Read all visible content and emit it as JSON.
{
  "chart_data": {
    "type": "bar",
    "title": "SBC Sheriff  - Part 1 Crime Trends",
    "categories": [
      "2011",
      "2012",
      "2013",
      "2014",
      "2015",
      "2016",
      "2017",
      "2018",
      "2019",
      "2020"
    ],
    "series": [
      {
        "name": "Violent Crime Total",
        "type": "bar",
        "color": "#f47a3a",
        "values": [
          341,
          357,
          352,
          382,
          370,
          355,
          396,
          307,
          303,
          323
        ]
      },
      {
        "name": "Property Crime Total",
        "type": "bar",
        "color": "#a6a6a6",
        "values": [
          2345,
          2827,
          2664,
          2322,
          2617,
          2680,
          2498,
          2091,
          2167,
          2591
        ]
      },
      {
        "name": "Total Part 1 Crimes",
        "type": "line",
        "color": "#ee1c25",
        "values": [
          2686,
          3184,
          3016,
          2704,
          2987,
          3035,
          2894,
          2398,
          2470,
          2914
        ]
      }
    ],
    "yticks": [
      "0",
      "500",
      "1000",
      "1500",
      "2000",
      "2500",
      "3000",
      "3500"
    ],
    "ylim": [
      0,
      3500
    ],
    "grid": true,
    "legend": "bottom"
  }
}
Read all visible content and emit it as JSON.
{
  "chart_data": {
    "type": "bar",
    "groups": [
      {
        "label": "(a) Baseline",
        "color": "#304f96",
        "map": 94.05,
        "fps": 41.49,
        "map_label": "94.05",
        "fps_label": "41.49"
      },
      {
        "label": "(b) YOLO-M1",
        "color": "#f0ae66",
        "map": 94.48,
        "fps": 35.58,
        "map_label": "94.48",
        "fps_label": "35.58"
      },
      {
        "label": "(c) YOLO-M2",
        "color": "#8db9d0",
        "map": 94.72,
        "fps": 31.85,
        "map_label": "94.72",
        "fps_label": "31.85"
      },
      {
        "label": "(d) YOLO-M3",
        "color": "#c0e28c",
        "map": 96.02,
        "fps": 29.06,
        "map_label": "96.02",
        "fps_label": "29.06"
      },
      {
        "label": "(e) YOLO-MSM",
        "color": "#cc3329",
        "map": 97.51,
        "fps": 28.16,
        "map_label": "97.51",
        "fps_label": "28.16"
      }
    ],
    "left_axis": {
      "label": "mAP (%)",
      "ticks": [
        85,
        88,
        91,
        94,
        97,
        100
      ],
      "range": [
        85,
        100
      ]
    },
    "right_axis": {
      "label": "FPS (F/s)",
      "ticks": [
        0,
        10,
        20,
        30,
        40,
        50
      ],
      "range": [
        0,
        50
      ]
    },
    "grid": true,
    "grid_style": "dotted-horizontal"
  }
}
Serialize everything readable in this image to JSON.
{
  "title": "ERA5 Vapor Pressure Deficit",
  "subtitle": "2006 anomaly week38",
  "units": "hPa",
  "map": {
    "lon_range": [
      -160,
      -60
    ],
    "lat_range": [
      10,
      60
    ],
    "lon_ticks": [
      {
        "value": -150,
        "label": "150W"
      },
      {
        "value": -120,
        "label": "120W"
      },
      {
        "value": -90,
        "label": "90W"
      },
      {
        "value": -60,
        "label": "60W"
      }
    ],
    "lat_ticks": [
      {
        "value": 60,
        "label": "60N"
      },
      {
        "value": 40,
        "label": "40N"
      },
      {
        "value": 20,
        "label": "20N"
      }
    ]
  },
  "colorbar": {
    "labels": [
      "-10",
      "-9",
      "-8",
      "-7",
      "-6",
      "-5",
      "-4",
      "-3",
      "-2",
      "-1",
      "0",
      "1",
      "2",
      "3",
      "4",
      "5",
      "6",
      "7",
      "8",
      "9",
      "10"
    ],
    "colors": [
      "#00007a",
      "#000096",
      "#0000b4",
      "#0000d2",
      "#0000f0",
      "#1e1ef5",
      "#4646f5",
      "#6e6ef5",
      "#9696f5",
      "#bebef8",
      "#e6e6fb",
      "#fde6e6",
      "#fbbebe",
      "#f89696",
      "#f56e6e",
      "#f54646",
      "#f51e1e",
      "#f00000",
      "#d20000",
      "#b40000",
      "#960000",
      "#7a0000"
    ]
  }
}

● ● ● ● ● ● ●

• STATED EXERCISE:
Exactly reproduce the material above.

• RESULT BELOW:
Read all visible content and emit it as JSON.
{
  "chart_data": {
    "type": "bar",
    "title": "SBC Sheriff  - Part 1 Crime Trends",
    "categories": [
      "2011",
      "2012",
      "2013",
      "2014",
      "2015",
      "2016",
      "2017",
      "2018",
      "2019",
      "2020"
    ],
    "series": [
      {
        "name": "Violent Crime Total",
        "type": "bar",
        "color": "#f47a3a",
        "values": [
          341,
          357,
          352,
          382,
          370,
          355,
          396,
          307,
          303,
          323
        ]
      },
      {
        "name": "Property Crime Total",
        "type": "bar",
        "color": "#a6a6a6",
        "values": [
          2345,
          2827,
          2664,
          2322,
          2617,
          2680,
          2498,
          2091,
          2167,
          2591
        ]
      },
      {
        "name": "Total Part 1 Crimes",
        "type": "line",
        "color": "#ee1c25",
        "values": [
          2686,
          3184,
          3016,
          2704,
          2987,
          3035,
          2894,
          2398,
          2470,
          2914
        ]
      }
    ],
    "yticks": [
      "0",
      "500",
      "1000",
      "1500",
      "2000",
      "2500",
      "3000",
      "3500"
    ],
    "ylim": [
      0,
      3500
    ],
    "grid": true,
    "legend": "bottom"
  }
}
Read all visible content and emit it as JSON.
{
  "chart_data": {
    "type": "bar",
    "groups": [
      {
        "label": "(a) Baseline",
        "color": "#304f96",
        "map": 94.05,
        "fps": 41.49,
        "map_label": "94.05",
        "fps_label": "41.49"
      },
      {
        "label": "(b) YOLO-M1",
        "color": "#f0ae66",
        "map": 94.48,
        "fps": 35.58,
        "map_label": "94.48",
        "fps_label": "35.58"
      },
      {
        "label": "(c) YOLO-M2",
        "color": "#8db9d0",
        "map": 94.72,
        "fps": 31.85,
        "map_label": "94.72",
        "fps_label": "31.85"
      },
      {
        "label": "(d) YOLO-M3",
        "color": "#c0e28c",
        "map": 96.02,
        "fps": 29.06,
        "map_label": "96.02",
        "fps_label": "29.06"
      },
      {
        "label": "(e) YOLO-MSM",
        "color": "#cc3329",
        "map": 97.51,
        "fps": 28.16,
        "map_label": "97.51",
        "fps_label": "28.16"
      }
    ],
    "left_axis": {
      "label": "mAP (%)",
      "ticks": [
        85,
        88,
        91,
        94,
        97,
        100
      ],
      "range": [
        85,
        100
      ]
    },
    "right_axis": {
      "label": "FPS (F/s)",
      "ticks": [
        0,
        10,
        20,
        30,
        40,
        50
      ],
      "range": [
        0,
        50
      ]
    },
    "grid": true,
    "grid_style": "dotted-horizontal"
  }
}
Serialize everything readable in this image to JSON.
{
  "title": "ERA5 Vapor Pressure Deficit",
  "subtitle": "2006 anomaly week38",
  "units": "hPa",
  "map": {
    "lon_range": [
      -160,
      -60
    ],
    "lat_range": [
      10,
      60
    ],
    "lon_ticks": [
      {
        "value": -150,
        "label": "150W"
      },
      {
        "value": -120,
        "label": "120W"
      },
      {
        "value": -90,
        "label": "90W"
      },
      {
        "value": -60,
        "label": "60W"
      }
    ],
    "lat_ticks": [
      {
        "value": 60,
        "label": "60N"
      },
      {
        "value": 40,
        "label": "40N"
      },
      {
        "value": 20,
        "label": "20N"
      }
    ]
  },
  "colorbar": {
    "labels": [
      "-10",
      "-9",
      "-8",
      "-7",
      "-6",
      "-5",
      "-4",
      "-3",
      "-2",
      "-1",
      "0",
      "1",
      "2",
      "3",
      "4",
      "5",
      "6",
      "7",
      "8",
      "9",
      "10"
    ],
    "colors": [
      "#00007a",
      "#000096",
      "#0000b4",
      "#0000d2",
      "#0000f0",
      "#1e1ef5",
      "#4646f5",
      "#6e6ef5",
      "#9696f5",
      "#bebef8",
      "#e6e6fb",
      "#fde6e6",
      "#fbbebe",
      "#f89696",
      "#f56e6e",
      "#f54646",
      "#f51e1e",
      "#f00000",
      "#d20000",
      "#b40000",
      "#960000",
      "#7a0000"
    ]
  }
}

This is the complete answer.